#### WHAT IS ASKED
Copy out all the lines in the records that include the word "label".

#### DATA LINES

>>>>>

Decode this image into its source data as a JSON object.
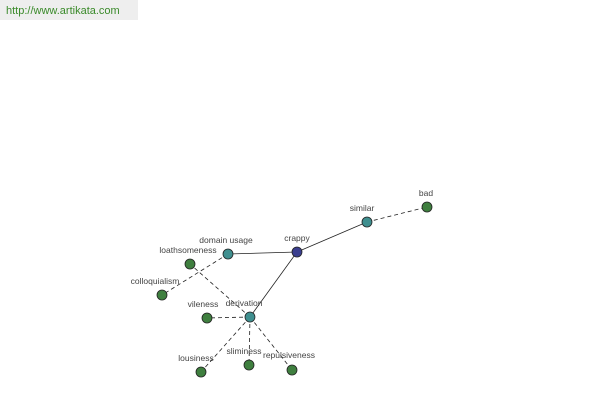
{
  "header": {
    "url": "http://www.artikata.com"
  },
  "nodes": [
    {
      "label": "crappy"
    },
    {
      "label": "similar"
    },
    {
      "label": "bad"
    },
    {
      "label": "domain usage"
    },
    {
      "label": "derivation"
    },
    {
      "label": "loathsomeness"
    },
    {
      "label": "colloquialism"
    },
    {
      "label": "vileness"
    },
    {
      "label": "lousiness"
    },
    {
      "label": "sliminess"
    },
    {
      "label": "repulsiveness"
    }
  ]
}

<<<<<

#### WRITTEN SOLUTION
      "label": "crappy"
      "label": "similar"
      "label": "bad"
      "label": "domain usage"
      "label": "derivation"
      "label": "loathsomeness"
      "label": "colloquialism"
      "label": "vileness"
      "label": "lousiness"
      "label": "sliminess"
      "label": "repulsiveness"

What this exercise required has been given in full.